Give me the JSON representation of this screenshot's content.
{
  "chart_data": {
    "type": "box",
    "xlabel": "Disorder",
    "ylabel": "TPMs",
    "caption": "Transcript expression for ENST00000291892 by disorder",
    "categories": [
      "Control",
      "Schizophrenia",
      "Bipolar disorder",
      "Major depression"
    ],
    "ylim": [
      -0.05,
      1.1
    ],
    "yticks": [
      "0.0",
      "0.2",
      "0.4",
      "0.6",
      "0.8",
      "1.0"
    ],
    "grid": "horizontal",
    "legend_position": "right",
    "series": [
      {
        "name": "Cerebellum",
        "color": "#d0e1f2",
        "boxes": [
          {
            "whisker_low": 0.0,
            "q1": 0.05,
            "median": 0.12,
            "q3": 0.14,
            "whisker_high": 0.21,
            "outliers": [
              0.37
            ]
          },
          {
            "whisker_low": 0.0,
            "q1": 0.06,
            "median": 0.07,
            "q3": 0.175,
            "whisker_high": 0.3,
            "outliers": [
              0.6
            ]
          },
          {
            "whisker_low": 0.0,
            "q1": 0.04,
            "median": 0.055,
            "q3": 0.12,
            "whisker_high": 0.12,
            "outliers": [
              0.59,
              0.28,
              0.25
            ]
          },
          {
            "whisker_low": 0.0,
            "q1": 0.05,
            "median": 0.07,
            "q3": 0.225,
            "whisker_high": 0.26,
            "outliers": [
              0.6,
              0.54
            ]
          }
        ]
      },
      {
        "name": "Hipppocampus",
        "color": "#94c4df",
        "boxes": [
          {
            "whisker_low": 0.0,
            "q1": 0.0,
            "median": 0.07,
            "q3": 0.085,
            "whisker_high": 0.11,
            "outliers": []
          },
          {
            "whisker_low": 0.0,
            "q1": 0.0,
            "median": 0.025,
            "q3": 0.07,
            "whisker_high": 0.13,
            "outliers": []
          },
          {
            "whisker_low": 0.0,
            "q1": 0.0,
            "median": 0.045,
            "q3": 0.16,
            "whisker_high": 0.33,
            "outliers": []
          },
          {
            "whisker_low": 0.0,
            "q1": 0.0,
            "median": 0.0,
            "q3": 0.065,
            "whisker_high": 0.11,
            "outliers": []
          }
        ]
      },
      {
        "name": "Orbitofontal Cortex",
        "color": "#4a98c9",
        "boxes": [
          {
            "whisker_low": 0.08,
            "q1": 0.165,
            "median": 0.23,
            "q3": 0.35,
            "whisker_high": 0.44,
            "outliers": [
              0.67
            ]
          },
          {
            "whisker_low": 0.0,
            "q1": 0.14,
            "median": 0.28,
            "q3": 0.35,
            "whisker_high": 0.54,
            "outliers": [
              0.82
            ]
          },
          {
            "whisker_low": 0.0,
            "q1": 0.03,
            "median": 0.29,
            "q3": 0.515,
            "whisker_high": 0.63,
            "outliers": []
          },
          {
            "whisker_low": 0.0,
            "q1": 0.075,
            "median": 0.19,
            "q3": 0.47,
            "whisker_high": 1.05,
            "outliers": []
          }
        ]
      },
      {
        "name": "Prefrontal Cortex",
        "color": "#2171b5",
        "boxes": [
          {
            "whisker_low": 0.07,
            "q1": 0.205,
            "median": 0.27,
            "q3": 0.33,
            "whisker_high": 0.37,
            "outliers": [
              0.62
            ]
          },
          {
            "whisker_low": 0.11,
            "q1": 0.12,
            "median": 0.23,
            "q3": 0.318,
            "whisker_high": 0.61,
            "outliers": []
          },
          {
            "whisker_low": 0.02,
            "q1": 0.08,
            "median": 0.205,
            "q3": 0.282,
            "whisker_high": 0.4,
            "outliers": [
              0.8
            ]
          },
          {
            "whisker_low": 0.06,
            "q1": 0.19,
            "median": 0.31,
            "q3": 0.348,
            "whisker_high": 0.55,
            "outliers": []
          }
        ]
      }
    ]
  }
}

▶ Exercise requirements:
Every entry should be printed again exactly as it stands.

▶ Exercise answer:
Give me the JSON representation of this screenshot's content.
{
  "chart_data": {
    "type": "box",
    "xlabel": "Disorder",
    "ylabel": "TPMs",
    "caption": "Transcript expression for ENST00000291892 by disorder",
    "categories": [
      "Control",
      "Schizophrenia",
      "Bipolar disorder",
      "Major depression"
    ],
    "ylim": [
      -0.05,
      1.1
    ],
    "yticks": [
      "0.0",
      "0.2",
      "0.4",
      "0.6",
      "0.8",
      "1.0"
    ],
    "grid": "horizontal",
    "legend_position": "right",
    "series": [
      {
        "name": "Cerebellum",
        "color": "#d0e1f2",
        "boxes": [
          {
            "whisker_low": 0.0,
            "q1": 0.05,
            "median": 0.12,
            "q3": 0.14,
            "whisker_high": 0.21,
            "outliers": [
              0.37
            ]
          },
          {
            "whisker_low": 0.0,
            "q1": 0.06,
            "median": 0.07,
            "q3": 0.175,
            "whisker_high": 0.3,
            "outliers": [
              0.6
            ]
          },
          {
            "whisker_low": 0.0,
            "q1": 0.04,
            "median": 0.055,
            "q3": 0.12,
            "whisker_high": 0.12,
            "outliers": [
              0.59,
              0.28,
              0.25
            ]
          },
          {
            "whisker_low": 0.0,
            "q1": 0.05,
            "median": 0.07,
            "q3": 0.225,
            "whisker_high": 0.26,
            "outliers": [
              0.6,
              0.54
            ]
          }
        ]
      },
      {
        "name": "Hipppocampus",
        "color": "#94c4df",
        "boxes": [
          {
            "whisker_low": 0.0,
            "q1": 0.0,
            "median": 0.07,
            "q3": 0.085,
            "whisker_high": 0.11,
            "outliers": []
          },
          {
            "whisker_low": 0.0,
            "q1": 0.0,
            "median": 0.025,
            "q3": 0.07,
            "whisker_high": 0.13,
            "outliers": []
          },
          {
            "whisker_low": 0.0,
            "q1": 0.0,
            "median": 0.045,
            "q3": 0.16,
            "whisker_high": 0.33,
            "outliers": []
          },
          {
            "whisker_low": 0.0,
            "q1": 0.0,
            "median": 0.0,
            "q3": 0.065,
            "whisker_high": 0.11,
            "outliers": []
          }
        ]
      },
      {
        "name": "Orbitofontal Cortex",
        "color": "#4a98c9",
        "boxes": [
          {
            "whisker_low": 0.08,
            "q1": 0.165,
            "median": 0.23,
            "q3": 0.35,
            "whisker_high": 0.44,
            "outliers": [
              0.67
            ]
          },
          {
            "whisker_low": 0.0,
            "q1": 0.14,
            "median": 0.28,
            "q3": 0.35,
            "whisker_high": 0.54,
            "outliers": [
              0.82
            ]
          },
          {
            "whisker_low": 0.0,
            "q1": 0.03,
            "median": 0.29,
            "q3": 0.515,
            "whisker_high": 0.63,
            "outliers": []
          },
          {
            "whisker_low": 0.0,
            "q1": 0.075,
            "median": 0.19,
            "q3": 0.47,
            "whisker_high": 1.05,
            "outliers": []
          }
        ]
      },
      {
        "name": "Prefrontal Cortex",
        "color": "#2171b5",
        "boxes": [
          {
            "whisker_low": 0.07,
            "q1": 0.205,
            "median": 0.27,
            "q3": 0.33,
            "whisker_high": 0.37,
            "outliers": [
              0.62
            ]
          },
          {
            "whisker_low": 0.11,
            "q1": 0.12,
            "median": 0.23,
            "q3": 0.318,
            "whisker_high": 0.61,
            "outliers": []
          },
          {
            "whisker_low": 0.02,
            "q1": 0.08,
            "median": 0.205,
            "q3": 0.282,
            "whisker_high": 0.4,
            "outliers": [
              0.8
            ]
          },
          {
            "whisker_low": 0.06,
            "q1": 0.19,
            "median": 0.31,
            "q3": 0.348,
            "whisker_high": 0.55,
            "outliers": []
          }
        ]
      }
    ]
  }
}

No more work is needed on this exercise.